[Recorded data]
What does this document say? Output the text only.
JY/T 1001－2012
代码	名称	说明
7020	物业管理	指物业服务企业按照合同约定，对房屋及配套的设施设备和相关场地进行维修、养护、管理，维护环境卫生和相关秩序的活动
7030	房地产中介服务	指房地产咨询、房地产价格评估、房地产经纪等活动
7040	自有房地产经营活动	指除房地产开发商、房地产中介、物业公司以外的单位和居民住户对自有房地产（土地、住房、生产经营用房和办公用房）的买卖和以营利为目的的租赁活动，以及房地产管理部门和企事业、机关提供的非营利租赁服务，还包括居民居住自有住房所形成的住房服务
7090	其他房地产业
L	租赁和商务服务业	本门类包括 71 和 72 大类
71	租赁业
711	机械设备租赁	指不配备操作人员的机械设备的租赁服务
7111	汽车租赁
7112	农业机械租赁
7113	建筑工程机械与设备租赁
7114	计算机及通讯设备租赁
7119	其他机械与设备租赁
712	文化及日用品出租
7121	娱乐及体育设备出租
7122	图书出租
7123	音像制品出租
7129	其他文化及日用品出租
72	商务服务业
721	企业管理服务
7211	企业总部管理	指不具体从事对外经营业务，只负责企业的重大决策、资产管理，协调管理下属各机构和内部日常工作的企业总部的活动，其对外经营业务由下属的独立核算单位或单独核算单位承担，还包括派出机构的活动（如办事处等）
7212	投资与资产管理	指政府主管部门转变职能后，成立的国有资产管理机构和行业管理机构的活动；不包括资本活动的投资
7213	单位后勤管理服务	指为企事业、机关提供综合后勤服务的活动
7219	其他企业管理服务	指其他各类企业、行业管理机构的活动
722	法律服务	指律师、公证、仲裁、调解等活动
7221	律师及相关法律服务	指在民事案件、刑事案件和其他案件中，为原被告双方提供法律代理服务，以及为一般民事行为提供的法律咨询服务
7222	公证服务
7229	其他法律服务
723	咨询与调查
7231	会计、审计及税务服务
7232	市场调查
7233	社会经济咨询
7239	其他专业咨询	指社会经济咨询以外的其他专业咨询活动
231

---

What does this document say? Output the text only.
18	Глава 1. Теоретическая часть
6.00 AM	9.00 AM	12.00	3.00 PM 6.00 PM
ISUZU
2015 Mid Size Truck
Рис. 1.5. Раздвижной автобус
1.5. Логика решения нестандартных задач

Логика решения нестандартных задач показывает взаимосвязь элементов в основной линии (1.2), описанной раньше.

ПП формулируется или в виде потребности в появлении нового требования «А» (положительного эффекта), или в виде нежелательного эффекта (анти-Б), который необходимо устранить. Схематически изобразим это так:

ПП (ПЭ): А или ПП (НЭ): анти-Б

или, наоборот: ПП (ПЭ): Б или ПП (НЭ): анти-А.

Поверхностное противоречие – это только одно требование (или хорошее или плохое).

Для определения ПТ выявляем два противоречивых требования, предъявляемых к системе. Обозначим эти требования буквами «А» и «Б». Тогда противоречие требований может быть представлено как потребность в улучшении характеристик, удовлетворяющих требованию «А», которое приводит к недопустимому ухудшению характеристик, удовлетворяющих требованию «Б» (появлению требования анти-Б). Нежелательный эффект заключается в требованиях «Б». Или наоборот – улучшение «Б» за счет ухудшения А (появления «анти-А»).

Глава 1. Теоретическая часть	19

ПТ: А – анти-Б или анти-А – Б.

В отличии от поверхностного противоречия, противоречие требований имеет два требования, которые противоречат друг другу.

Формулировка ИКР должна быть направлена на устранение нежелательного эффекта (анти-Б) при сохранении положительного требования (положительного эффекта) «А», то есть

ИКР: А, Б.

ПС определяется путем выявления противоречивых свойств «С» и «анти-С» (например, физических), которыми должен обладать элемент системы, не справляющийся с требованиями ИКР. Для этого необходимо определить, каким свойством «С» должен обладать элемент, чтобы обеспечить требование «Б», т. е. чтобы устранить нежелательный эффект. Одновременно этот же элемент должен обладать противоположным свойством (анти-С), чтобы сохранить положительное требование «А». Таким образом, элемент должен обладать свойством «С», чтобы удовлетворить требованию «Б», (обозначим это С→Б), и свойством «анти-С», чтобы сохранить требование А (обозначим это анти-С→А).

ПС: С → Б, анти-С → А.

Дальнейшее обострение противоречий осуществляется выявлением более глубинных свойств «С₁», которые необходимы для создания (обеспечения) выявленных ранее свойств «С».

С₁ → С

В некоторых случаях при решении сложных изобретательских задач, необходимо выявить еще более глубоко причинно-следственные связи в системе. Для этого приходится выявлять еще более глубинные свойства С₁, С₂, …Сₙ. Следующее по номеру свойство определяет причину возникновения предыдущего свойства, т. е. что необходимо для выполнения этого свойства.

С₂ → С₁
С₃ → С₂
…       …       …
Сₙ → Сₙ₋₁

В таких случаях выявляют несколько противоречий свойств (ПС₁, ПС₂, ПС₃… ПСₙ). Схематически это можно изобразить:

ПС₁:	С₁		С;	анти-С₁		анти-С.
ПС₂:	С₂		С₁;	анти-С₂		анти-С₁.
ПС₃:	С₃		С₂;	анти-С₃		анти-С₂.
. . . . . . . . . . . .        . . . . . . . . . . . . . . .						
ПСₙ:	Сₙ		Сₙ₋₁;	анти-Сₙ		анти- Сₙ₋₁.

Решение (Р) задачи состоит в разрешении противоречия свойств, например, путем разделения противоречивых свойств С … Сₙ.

### [Task details]
Which lines contain the word "нежелательного"? Return each of them.

### [Answer to the exercise]
ПП формулируется или в виде потребности в появлении нового требования «А» (положительного эффекта), или в виде нежелательного эффекта (анти-Б), который необходимо устранить. Схематически изобразим это так:
Формулировка ИКР должна быть направлена на устранение нежелательного эффекта (анти-Б) при сохранении положительного требования (положительного эффекта) «А», то есть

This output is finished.